**REQUIREMENT**
Every line that holds "Tableware" should be shown.

**RECORDS FOR THE TASK**

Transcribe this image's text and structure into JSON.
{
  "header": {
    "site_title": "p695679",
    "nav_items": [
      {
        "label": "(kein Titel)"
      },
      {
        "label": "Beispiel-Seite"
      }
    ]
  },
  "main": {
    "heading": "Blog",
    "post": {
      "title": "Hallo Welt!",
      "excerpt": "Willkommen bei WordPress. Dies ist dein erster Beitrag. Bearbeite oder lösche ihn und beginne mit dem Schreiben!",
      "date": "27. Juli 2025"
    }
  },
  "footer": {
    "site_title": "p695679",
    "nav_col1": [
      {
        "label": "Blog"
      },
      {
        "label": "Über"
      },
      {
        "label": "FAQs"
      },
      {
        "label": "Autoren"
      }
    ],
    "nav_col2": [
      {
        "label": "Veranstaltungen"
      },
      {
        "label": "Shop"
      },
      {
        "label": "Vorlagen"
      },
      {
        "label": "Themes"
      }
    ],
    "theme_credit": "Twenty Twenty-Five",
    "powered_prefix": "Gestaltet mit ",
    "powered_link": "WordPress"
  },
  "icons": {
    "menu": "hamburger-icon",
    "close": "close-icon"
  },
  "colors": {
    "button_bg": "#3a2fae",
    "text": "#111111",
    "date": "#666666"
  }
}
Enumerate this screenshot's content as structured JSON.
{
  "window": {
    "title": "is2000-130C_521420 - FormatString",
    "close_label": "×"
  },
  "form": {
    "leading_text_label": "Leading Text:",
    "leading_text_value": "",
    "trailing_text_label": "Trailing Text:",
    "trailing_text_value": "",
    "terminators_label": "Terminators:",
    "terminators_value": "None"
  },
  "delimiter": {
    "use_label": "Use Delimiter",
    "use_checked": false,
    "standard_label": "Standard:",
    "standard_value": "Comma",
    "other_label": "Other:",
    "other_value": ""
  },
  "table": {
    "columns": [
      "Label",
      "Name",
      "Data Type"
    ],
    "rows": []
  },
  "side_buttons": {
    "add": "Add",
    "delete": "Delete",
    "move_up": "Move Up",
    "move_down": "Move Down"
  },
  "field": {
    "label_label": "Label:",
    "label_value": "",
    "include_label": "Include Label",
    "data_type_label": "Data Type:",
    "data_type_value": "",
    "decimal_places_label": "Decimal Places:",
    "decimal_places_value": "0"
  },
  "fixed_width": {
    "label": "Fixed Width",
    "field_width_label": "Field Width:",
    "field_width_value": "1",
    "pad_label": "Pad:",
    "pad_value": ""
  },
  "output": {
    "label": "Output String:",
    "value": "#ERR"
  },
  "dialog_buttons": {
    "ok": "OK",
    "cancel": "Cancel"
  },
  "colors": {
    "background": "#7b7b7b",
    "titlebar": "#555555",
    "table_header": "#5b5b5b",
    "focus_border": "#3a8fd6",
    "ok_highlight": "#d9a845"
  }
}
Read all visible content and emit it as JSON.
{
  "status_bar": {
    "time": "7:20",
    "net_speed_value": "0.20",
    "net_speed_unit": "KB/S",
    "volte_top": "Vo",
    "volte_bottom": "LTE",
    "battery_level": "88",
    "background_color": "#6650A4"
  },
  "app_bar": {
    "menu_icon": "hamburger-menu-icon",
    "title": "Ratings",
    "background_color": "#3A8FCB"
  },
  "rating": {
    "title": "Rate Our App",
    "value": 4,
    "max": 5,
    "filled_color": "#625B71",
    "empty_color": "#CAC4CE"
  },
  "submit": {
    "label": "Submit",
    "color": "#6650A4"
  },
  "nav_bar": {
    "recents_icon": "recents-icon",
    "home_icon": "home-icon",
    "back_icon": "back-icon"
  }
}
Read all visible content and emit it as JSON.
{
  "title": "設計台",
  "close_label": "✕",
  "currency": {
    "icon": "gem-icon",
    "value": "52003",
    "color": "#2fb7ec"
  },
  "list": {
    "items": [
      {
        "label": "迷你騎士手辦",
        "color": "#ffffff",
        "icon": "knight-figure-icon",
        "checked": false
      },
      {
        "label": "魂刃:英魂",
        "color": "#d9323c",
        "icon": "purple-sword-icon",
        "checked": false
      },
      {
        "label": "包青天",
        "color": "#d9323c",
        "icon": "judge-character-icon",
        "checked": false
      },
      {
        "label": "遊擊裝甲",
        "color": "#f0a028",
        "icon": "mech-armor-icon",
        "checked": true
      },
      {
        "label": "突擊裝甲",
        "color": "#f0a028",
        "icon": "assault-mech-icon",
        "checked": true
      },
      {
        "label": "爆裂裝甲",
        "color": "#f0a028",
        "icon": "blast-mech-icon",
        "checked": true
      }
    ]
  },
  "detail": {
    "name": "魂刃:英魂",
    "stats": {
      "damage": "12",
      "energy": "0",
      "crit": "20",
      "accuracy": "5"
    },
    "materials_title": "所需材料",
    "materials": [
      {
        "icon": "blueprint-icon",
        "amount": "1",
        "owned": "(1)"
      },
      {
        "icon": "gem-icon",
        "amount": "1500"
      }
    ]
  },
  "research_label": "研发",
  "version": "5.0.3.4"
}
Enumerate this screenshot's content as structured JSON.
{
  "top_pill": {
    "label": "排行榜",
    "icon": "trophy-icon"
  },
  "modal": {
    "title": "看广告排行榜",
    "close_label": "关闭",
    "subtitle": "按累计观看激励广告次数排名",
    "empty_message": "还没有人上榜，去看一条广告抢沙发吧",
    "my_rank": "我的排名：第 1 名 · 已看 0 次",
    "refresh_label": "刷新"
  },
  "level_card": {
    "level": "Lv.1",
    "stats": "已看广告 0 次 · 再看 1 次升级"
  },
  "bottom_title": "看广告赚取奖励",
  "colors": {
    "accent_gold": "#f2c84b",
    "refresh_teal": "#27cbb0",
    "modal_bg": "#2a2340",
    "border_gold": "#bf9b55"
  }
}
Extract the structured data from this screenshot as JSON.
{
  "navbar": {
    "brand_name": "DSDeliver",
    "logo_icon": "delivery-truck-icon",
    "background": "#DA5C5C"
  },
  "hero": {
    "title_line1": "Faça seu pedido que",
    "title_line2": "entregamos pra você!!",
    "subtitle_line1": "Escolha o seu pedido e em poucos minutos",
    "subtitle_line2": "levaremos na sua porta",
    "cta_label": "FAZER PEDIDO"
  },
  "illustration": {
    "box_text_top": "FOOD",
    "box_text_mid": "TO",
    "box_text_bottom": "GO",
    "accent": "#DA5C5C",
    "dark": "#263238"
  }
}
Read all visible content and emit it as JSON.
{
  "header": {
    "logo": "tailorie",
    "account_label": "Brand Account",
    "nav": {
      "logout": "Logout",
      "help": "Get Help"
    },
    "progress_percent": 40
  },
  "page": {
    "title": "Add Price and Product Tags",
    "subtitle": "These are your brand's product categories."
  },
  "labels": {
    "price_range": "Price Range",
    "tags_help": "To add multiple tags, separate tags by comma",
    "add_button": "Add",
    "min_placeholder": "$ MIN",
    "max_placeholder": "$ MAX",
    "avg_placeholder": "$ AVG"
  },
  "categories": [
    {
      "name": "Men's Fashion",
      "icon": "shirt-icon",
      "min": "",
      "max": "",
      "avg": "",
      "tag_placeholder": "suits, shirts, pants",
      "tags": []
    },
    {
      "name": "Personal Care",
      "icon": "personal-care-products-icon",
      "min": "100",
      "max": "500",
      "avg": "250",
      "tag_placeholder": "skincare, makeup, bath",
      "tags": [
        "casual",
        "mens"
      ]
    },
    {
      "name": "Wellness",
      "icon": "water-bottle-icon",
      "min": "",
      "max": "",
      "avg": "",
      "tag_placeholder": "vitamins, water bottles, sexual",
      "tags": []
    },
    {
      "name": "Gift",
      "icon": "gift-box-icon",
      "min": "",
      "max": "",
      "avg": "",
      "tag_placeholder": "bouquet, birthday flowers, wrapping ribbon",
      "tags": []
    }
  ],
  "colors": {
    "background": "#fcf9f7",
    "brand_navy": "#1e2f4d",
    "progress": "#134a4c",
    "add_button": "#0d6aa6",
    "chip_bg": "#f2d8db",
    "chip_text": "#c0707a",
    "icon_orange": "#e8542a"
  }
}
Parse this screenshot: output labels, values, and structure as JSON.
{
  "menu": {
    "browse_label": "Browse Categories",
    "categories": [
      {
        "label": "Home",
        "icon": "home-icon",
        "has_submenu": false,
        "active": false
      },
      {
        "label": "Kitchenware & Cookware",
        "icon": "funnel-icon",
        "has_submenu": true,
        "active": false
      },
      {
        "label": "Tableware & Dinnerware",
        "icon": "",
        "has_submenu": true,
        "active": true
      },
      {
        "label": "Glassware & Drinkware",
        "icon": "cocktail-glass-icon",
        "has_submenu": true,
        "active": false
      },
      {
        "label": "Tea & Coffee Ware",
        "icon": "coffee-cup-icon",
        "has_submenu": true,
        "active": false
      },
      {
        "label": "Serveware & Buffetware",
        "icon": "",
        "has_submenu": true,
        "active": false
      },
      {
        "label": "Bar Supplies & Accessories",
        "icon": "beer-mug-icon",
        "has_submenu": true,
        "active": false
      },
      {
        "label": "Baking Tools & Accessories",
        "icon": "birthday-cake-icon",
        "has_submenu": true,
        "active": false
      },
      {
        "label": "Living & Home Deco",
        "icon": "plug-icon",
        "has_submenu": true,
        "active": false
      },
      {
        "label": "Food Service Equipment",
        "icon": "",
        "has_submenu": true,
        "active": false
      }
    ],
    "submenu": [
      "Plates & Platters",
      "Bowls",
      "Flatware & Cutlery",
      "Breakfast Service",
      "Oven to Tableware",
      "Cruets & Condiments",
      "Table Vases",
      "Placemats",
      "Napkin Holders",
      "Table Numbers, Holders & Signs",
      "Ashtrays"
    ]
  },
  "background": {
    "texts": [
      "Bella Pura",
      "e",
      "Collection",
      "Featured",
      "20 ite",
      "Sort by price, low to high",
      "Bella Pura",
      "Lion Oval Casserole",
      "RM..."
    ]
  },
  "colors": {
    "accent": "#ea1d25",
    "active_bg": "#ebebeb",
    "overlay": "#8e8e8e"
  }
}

**EXERCISE RESULT**
        "label": "Tableware & Dinnerware",
      "Oven to Tableware",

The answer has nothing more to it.